* begin SOURCE RECORDS *

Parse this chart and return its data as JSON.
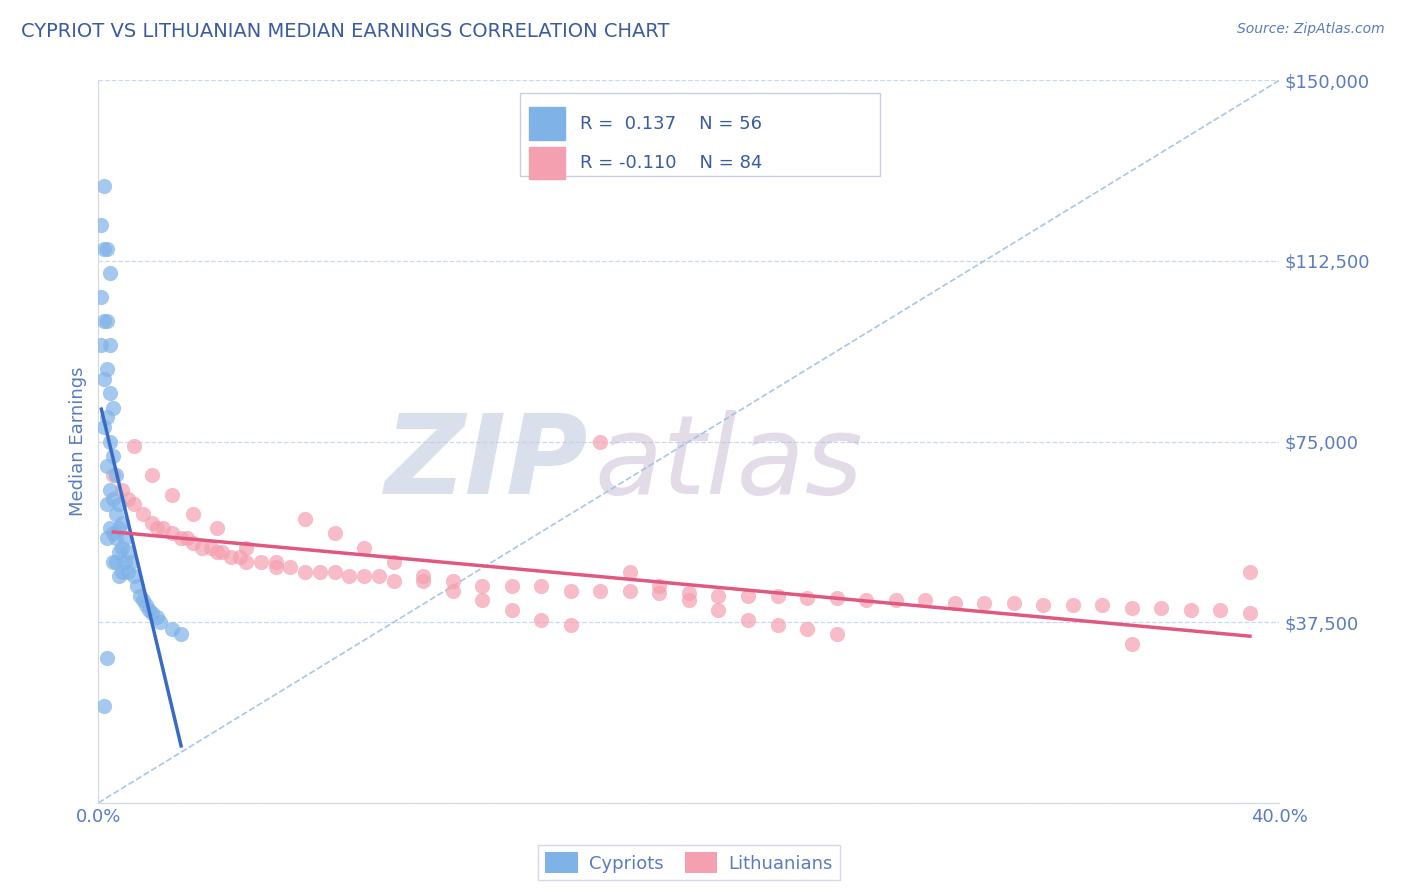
{
  "title": "CYPRIOT VS LITHUANIAN MEDIAN EARNINGS CORRELATION CHART",
  "source": "Source: ZipAtlas.com",
  "ylabel": "Median Earnings",
  "xlim": [
    0.0,
    0.4
  ],
  "ylim": [
    0,
    150000
  ],
  "yticks": [
    0,
    37500,
    75000,
    112500,
    150000
  ],
  "ytick_labels": [
    "",
    "$37,500",
    "$75,000",
    "$112,500",
    "$150,000"
  ],
  "xticks": [
    0.0,
    0.1,
    0.2,
    0.3,
    0.4
  ],
  "xtick_labels": [
    "0.0%",
    "",
    "",
    "",
    "40.0%"
  ],
  "cypriot_color": "#7fb3e8",
  "lithuanian_color": "#f4a0b0",
  "cypriot_line_color": "#3a6bc4",
  "lithuanian_line_color": "#e05880",
  "title_color": "#3a5ba0",
  "axis_label_color": "#5a7bbf",
  "tick_color": "#5a7bbf",
  "grid_color": "#c8d8f0",
  "diag_color": "#a0c0e0",
  "background_color": "#ffffff",
  "watermark_zip_color": "#c0cce0",
  "watermark_atlas_color": "#c8b8d0",
  "cypriot_scatter_x": [
    0.001,
    0.001,
    0.001,
    0.002,
    0.002,
    0.002,
    0.002,
    0.002,
    0.003,
    0.003,
    0.003,
    0.003,
    0.003,
    0.003,
    0.003,
    0.004,
    0.004,
    0.004,
    0.004,
    0.004,
    0.005,
    0.005,
    0.005,
    0.005,
    0.005,
    0.006,
    0.006,
    0.006,
    0.006,
    0.007,
    0.007,
    0.007,
    0.007,
    0.008,
    0.008,
    0.008,
    0.009,
    0.009,
    0.01,
    0.01,
    0.011,
    0.012,
    0.013,
    0.014,
    0.015,
    0.016,
    0.017,
    0.018,
    0.02,
    0.021,
    0.025,
    0.028,
    0.003,
    0.002,
    0.004
  ],
  "cypriot_scatter_y": [
    120000,
    105000,
    95000,
    128000,
    115000,
    100000,
    88000,
    78000,
    115000,
    100000,
    90000,
    80000,
    70000,
    62000,
    55000,
    95000,
    85000,
    75000,
    65000,
    57000,
    82000,
    72000,
    63000,
    56000,
    50000,
    68000,
    60000,
    55000,
    50000,
    62000,
    57000,
    52000,
    47000,
    58000,
    53000,
    48000,
    55000,
    50000,
    52000,
    48000,
    50000,
    47000,
    45000,
    43000,
    42000,
    41000,
    40000,
    39500,
    38500,
    37500,
    36000,
    35000,
    30000,
    20000,
    110000
  ],
  "lithuanian_scatter_x": [
    0.005,
    0.008,
    0.01,
    0.012,
    0.015,
    0.018,
    0.02,
    0.022,
    0.025,
    0.028,
    0.03,
    0.032,
    0.035,
    0.038,
    0.04,
    0.042,
    0.045,
    0.048,
    0.05,
    0.055,
    0.06,
    0.065,
    0.07,
    0.075,
    0.08,
    0.085,
    0.09,
    0.095,
    0.1,
    0.11,
    0.12,
    0.13,
    0.14,
    0.15,
    0.16,
    0.17,
    0.18,
    0.19,
    0.2,
    0.21,
    0.22,
    0.23,
    0.24,
    0.25,
    0.26,
    0.27,
    0.28,
    0.29,
    0.3,
    0.31,
    0.32,
    0.33,
    0.34,
    0.35,
    0.36,
    0.37,
    0.38,
    0.39,
    0.012,
    0.018,
    0.025,
    0.032,
    0.04,
    0.05,
    0.06,
    0.07,
    0.08,
    0.09,
    0.1,
    0.11,
    0.12,
    0.13,
    0.14,
    0.15,
    0.16,
    0.17,
    0.18,
    0.19,
    0.2,
    0.21,
    0.22,
    0.23,
    0.24,
    0.25,
    0.35,
    0.39
  ],
  "lithuanian_scatter_y": [
    68000,
    65000,
    63000,
    62000,
    60000,
    58000,
    57000,
    57000,
    56000,
    55000,
    55000,
    54000,
    53000,
    53000,
    52000,
    52000,
    51000,
    51000,
    50000,
    50000,
    49000,
    49000,
    48000,
    48000,
    48000,
    47000,
    47000,
    47000,
    46000,
    46000,
    46000,
    45000,
    45000,
    45000,
    44000,
    44000,
    44000,
    43500,
    43500,
    43000,
    43000,
    43000,
    42500,
    42500,
    42000,
    42000,
    42000,
    41500,
    41500,
    41500,
    41000,
    41000,
    41000,
    40500,
    40500,
    40000,
    40000,
    39500,
    74000,
    68000,
    64000,
    60000,
    57000,
    53000,
    50000,
    59000,
    56000,
    53000,
    50000,
    47000,
    44000,
    42000,
    40000,
    38000,
    37000,
    75000,
    48000,
    45000,
    42000,
    40000,
    38000,
    37000,
    36000,
    35000,
    33000,
    48000
  ]
}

* end SOURCE RECORDS *

## INSTRUCTION
Retype each entry precisely. Skip images entirely.

## ANSWER TO THIS PROBLEM
Parse this chart and return its data as JSON.
{
  "title": "CYPRIOT VS LITHUANIAN MEDIAN EARNINGS CORRELATION CHART",
  "source": "Source: ZipAtlas.com",
  "ylabel": "Median Earnings",
  "xlim": [
    0.0,
    0.4
  ],
  "ylim": [
    0,
    150000
  ],
  "yticks": [
    0,
    37500,
    75000,
    112500,
    150000
  ],
  "ytick_labels": [
    "",
    "$37,500",
    "$75,000",
    "$112,500",
    "$150,000"
  ],
  "xticks": [
    0.0,
    0.1,
    0.2,
    0.3,
    0.4
  ],
  "xtick_labels": [
    "0.0%",
    "",
    "",
    "",
    "40.0%"
  ],
  "cypriot_color": "#7fb3e8",
  "lithuanian_color": "#f4a0b0",
  "cypriot_line_color": "#3a6bc4",
  "lithuanian_line_color": "#e05880",
  "title_color": "#3a5ba0",
  "axis_label_color": "#5a7bbf",
  "tick_color": "#5a7bbf",
  "grid_color": "#c8d8f0",
  "diag_color": "#a0c0e0",
  "background_color": "#ffffff",
  "watermark_zip_color": "#c0cce0",
  "watermark_atlas_color": "#c8b8d0",
  "cypriot_scatter_x": [
    0.001,
    0.001,
    0.001,
    0.002,
    0.002,
    0.002,
    0.002,
    0.002,
    0.003,
    0.003,
    0.003,
    0.003,
    0.003,
    0.003,
    0.003,
    0.004,
    0.004,
    0.004,
    0.004,
    0.004,
    0.005,
    0.005,
    0.005,
    0.005,
    0.005,
    0.006,
    0.006,
    0.006,
    0.006,
    0.007,
    0.007,
    0.007,
    0.007,
    0.008,
    0.008,
    0.008,
    0.009,
    0.009,
    0.01,
    0.01,
    0.011,
    0.012,
    0.013,
    0.014,
    0.015,
    0.016,
    0.017,
    0.018,
    0.02,
    0.021,
    0.025,
    0.028,
    0.003,
    0.002,
    0.004
  ],
  "cypriot_scatter_y": [
    120000,
    105000,
    95000,
    128000,
    115000,
    100000,
    88000,
    78000,
    115000,
    100000,
    90000,
    80000,
    70000,
    62000,
    55000,
    95000,
    85000,
    75000,
    65000,
    57000,
    82000,
    72000,
    63000,
    56000,
    50000,
    68000,
    60000,
    55000,
    50000,
    62000,
    57000,
    52000,
    47000,
    58000,
    53000,
    48000,
    55000,
    50000,
    52000,
    48000,
    50000,
    47000,
    45000,
    43000,
    42000,
    41000,
    40000,
    39500,
    38500,
    37500,
    36000,
    35000,
    30000,
    20000,
    110000
  ],
  "lithuanian_scatter_x": [
    0.005,
    0.008,
    0.01,
    0.012,
    0.015,
    0.018,
    0.02,
    0.022,
    0.025,
    0.028,
    0.03,
    0.032,
    0.035,
    0.038,
    0.04,
    0.042,
    0.045,
    0.048,
    0.05,
    0.055,
    0.06,
    0.065,
    0.07,
    0.075,
    0.08,
    0.085,
    0.09,
    0.095,
    0.1,
    0.11,
    0.12,
    0.13,
    0.14,
    0.15,
    0.16,
    0.17,
    0.18,
    0.19,
    0.2,
    0.21,
    0.22,
    0.23,
    0.24,
    0.25,
    0.26,
    0.27,
    0.28,
    0.29,
    0.3,
    0.31,
    0.32,
    0.33,
    0.34,
    0.35,
    0.36,
    0.37,
    0.38,
    0.39,
    0.012,
    0.018,
    0.025,
    0.032,
    0.04,
    0.05,
    0.06,
    0.07,
    0.08,
    0.09,
    0.1,
    0.11,
    0.12,
    0.13,
    0.14,
    0.15,
    0.16,
    0.17,
    0.18,
    0.19,
    0.2,
    0.21,
    0.22,
    0.23,
    0.24,
    0.25,
    0.35,
    0.39
  ],
  "lithuanian_scatter_y": [
    68000,
    65000,
    63000,
    62000,
    60000,
    58000,
    57000,
    57000,
    56000,
    55000,
    55000,
    54000,
    53000,
    53000,
    52000,
    52000,
    51000,
    51000,
    50000,
    50000,
    49000,
    49000,
    48000,
    48000,
    48000,
    47000,
    47000,
    47000,
    46000,
    46000,
    46000,
    45000,
    45000,
    45000,
    44000,
    44000,
    44000,
    43500,
    43500,
    43000,
    43000,
    43000,
    42500,
    42500,
    42000,
    42000,
    42000,
    41500,
    41500,
    41500,
    41000,
    41000,
    41000,
    40500,
    40500,
    40000,
    40000,
    39500,
    74000,
    68000,
    64000,
    60000,
    57000,
    53000,
    50000,
    59000,
    56000,
    53000,
    50000,
    47000,
    44000,
    42000,
    40000,
    38000,
    37000,
    75000,
    48000,
    45000,
    42000,
    40000,
    38000,
    37000,
    36000,
    35000,
    33000,
    48000
  ]
}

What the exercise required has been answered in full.